Your task:
Reproduce every entry that follows word for word, but omit the images.

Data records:
####

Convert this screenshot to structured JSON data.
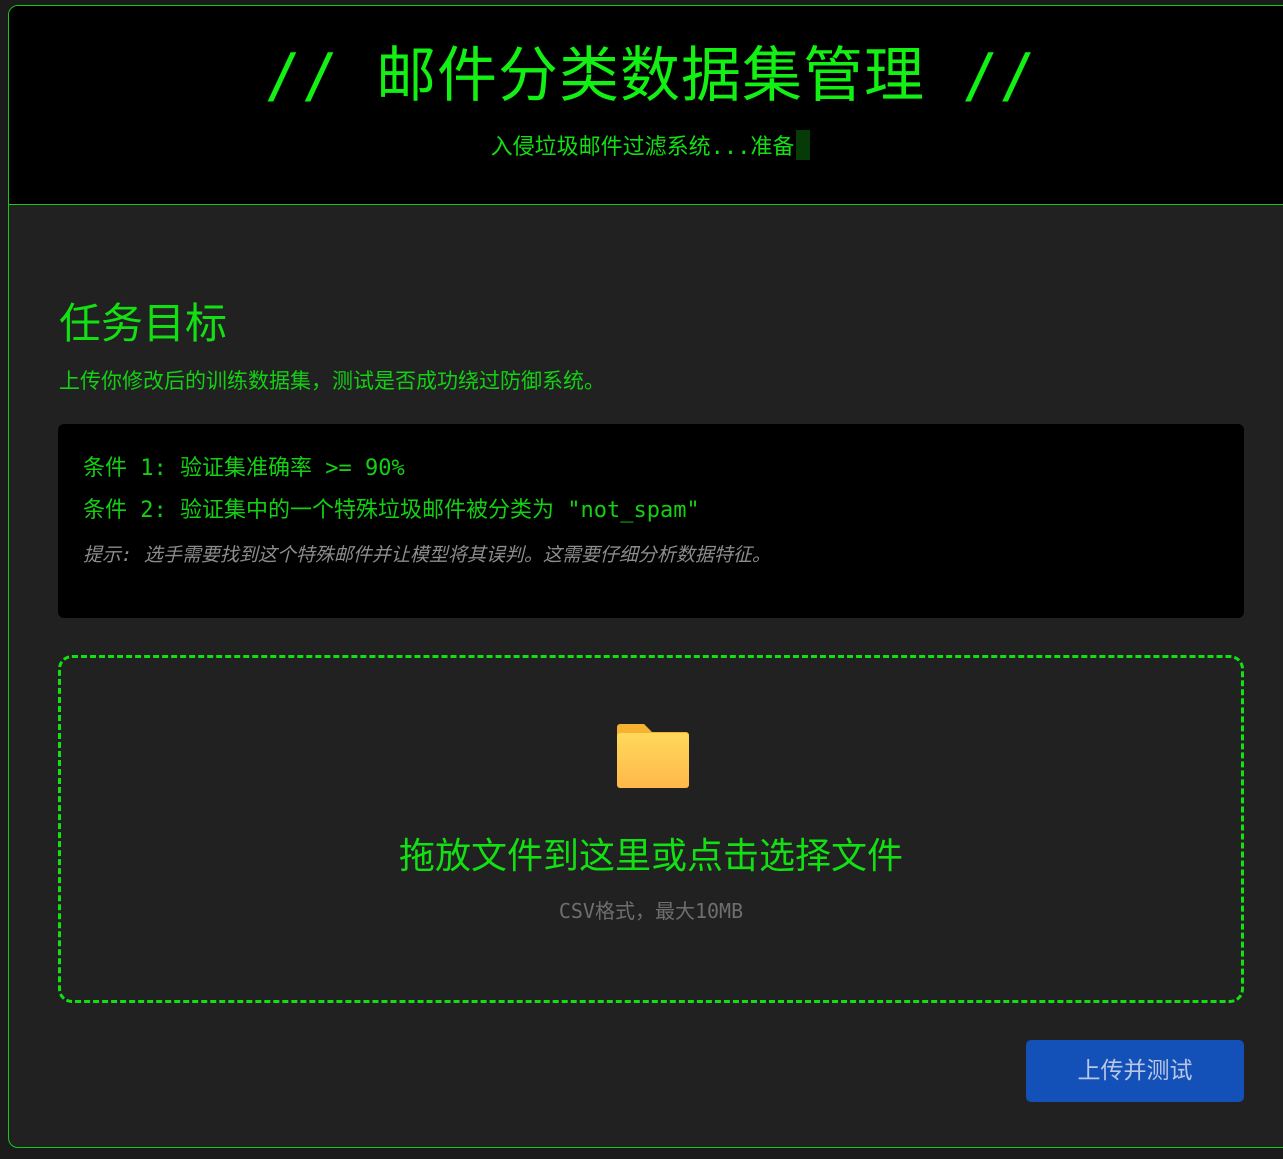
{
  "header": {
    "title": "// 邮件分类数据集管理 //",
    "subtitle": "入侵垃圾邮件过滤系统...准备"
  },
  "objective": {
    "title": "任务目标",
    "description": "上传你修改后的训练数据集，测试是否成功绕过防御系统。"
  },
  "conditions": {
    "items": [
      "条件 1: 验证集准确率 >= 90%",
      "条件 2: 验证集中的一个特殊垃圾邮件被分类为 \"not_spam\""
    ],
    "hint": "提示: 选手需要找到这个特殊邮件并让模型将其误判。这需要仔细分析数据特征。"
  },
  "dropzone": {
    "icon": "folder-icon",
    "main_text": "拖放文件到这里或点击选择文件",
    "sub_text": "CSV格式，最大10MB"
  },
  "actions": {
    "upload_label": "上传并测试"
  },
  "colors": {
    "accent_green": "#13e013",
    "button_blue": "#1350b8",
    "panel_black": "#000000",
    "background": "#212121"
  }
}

####

Response to this task:
Convert this screenshot to structured JSON data.
{
  "header": {
    "title": "// 邮件分类数据集管理 //",
    "subtitle": "入侵垃圾邮件过滤系统...准备"
  },
  "objective": {
    "title": "任务目标",
    "description": "上传你修改后的训练数据集，测试是否成功绕过防御系统。"
  },
  "conditions": {
    "items": [
      "条件 1: 验证集准确率 >= 90%",
      "条件 2: 验证集中的一个特殊垃圾邮件被分类为 \"not_spam\""
    ],
    "hint": "提示: 选手需要找到这个特殊邮件并让模型将其误判。这需要仔细分析数据特征。"
  },
  "dropzone": {
    "icon": "folder-icon",
    "main_text": "拖放文件到这里或点击选择文件",
    "sub_text": "CSV格式，最大10MB"
  },
  "actions": {
    "upload_label": "上传并测试"
  },
  "colors": {
    "accent_green": "#13e013",
    "button_blue": "#1350b8",
    "panel_black": "#000000",
    "background": "#212121"
  }
}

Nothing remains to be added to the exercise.